## EXERCISE PROMPT
Transcribe every line, keeping it exact.

Data listing:
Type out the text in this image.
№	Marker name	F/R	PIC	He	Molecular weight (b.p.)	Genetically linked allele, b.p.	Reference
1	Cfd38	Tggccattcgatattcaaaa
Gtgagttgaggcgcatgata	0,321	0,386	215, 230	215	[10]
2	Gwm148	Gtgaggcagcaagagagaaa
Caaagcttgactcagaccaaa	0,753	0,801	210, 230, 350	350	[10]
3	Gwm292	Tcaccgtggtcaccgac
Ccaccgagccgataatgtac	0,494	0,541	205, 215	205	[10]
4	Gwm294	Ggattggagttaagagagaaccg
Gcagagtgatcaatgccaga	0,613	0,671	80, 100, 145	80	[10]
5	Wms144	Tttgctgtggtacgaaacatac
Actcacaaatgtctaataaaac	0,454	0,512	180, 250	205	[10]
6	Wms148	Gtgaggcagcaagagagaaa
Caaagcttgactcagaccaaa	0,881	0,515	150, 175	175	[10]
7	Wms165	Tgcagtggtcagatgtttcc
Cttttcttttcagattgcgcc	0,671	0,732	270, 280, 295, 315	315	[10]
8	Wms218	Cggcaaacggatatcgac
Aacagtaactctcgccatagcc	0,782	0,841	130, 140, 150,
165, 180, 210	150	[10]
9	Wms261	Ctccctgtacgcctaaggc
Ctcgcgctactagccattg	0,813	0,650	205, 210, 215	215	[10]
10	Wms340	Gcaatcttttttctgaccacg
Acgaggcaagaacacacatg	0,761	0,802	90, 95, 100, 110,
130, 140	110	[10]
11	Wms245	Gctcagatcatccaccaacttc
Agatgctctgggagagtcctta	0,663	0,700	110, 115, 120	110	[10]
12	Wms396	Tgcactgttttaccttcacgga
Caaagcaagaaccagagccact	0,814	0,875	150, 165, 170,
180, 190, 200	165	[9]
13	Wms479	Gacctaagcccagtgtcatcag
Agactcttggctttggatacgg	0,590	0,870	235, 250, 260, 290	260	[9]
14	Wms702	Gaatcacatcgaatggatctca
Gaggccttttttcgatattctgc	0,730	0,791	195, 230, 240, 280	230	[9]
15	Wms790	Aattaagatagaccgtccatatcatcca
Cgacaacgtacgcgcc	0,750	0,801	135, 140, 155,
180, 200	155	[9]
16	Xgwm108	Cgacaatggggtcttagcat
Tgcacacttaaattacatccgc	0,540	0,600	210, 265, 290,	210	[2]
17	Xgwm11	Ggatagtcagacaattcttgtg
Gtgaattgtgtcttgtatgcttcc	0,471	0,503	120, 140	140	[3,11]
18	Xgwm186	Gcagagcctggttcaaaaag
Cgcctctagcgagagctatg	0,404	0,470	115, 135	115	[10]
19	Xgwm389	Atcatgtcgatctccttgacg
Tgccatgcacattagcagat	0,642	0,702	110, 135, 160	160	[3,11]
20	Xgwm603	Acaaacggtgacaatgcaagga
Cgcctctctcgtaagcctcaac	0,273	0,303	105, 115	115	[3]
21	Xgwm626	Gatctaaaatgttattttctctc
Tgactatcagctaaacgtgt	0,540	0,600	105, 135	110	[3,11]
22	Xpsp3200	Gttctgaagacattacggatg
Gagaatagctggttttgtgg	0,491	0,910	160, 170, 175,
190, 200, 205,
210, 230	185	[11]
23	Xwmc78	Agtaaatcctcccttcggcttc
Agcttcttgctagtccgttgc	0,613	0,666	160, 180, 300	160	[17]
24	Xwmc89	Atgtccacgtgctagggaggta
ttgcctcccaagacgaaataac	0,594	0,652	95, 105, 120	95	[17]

## REPLY TO THE EXERCISE
Type out the text in this image.
№	Marker name	F/R	PIC	He	Molecular weight (b.p.)	Genetically linked allele, b.p.	Reference
1	Cfd38	Tggccattcgatattcaaaa
Gtgagttgaggcgcatgata	0,321	0,386	215, 230	215	[10]
2	Gwm148	Gtgaggcagcaagagagaaa
Caaagcttgactcagaccaaa	0,753	0,801	210, 230, 350	350	[10]
3	Gwm292	Tcaccgtggtcaccgac
Ccaccgagccgataatgtac	0,494	0,541	205, 215	205	[10]
4	Gwm294	Ggattggagttaagagagaaccg
Gcagagtgatcaatgccaga	0,613	0,671	80, 100, 145	80	[10]
5	Wms144	Tttgctgtggtacgaaacatac
Actcacaaatgtctaataaaac	0,454	0,512	180, 250	205	[10]
6	Wms148	Gtgaggcagcaagagagaaa
Caaagcttgactcagaccaaa	0,881	0,515	150, 175	175	[10]
7	Wms165	Tgcagtggtcagatgtttcc
Cttttcttttcagattgcgcc	0,671	0,732	270, 280, 295, 315	315	[10]
8	Wms218	Cggcaaacggatatcgac
Aacagtaactctcgccatagcc	0,782	0,841	130, 140, 150,
165, 180, 210	150	[10]
9	Wms261	Ctccctgtacgcctaaggc
Ctcgcgctactagccattg	0,813	0,650	205, 210, 215	215	[10]
10	Wms340	Gcaatcttttttctgaccacg
Acgaggcaagaacacacatg	0,761	0,802	90, 95, 100, 110,
130, 140	110	[10]
11	Wms245	Gctcagatcatccaccaacttc
Agatgctctgggagagtcctta	0,663	0,700	110, 115, 120	110	[10]
12	Wms396	Tgcactgttttaccttcacgga
Caaagcaagaaccagagccact	0,814	0,875	150, 165, 170,
180, 190, 200	165	[9]
13	Wms479	Gacctaagcccagtgtcatcag
Agactcttggctttggatacgg	0,590	0,870	235, 250, 260, 290	260	[9]
14	Wms702	Gaatcacatcgaatggatctca
Gaggccttttttcgatattctgc	0,730	0,791	195, 230, 240, 280	230	[9]
15	Wms790	Aattaagatagaccgtccatatcatcca
Cgacaacgtacgcgcc	0,750	0,801	135, 140, 155,
180, 200	155	[9]
16	Xgwm108	Cgacaatggggtcttagcat
Tgcacacttaaattacatccgc	0,540	0,600	210, 265, 290,	210	[2]
17	Xgwm11	Ggatagtcagacaattcttgtg
Gtgaattgtgtcttgtatgcttcc	0,471	0,503	120, 140	140	[3,11]
18	Xgwm186	Gcagagcctggttcaaaaag
Cgcctctagcgagagctatg	0,404	0,470	115, 135	115	[10]
19	Xgwm389	Atcatgtcgatctccttgacg
Tgccatgcacattagcagat	0,642	0,702	110, 135, 160	160	[3,11]
20	Xgwm603	Acaaacggtgacaatgcaagga
Cgcctctctcgtaagcctcaac	0,273	0,303	105, 115	115	[3]
21	Xgwm626	Gatctaaaatgttattttctctc
Tgactatcagctaaacgtgt	0,540	0,600	105, 135	110	[3,11]
22	Xpsp3200	Gttctgaagacattacggatg
Gagaatagctggttttgtgg	0,491	0,910	160, 170, 175,
190, 200, 205,
210, 230	185	[11]
23	Xwmc78	Agtaaatcctcccttcggcttc
Agcttcttgctagtccgttgc	0,613	0,666	160, 180, 300	160	[17]
24	Xwmc89	Atgtccacgtgctagggaggta
ttgcctcccaagacgaaataac	0,594	0,652	95, 105, 120	95	[17]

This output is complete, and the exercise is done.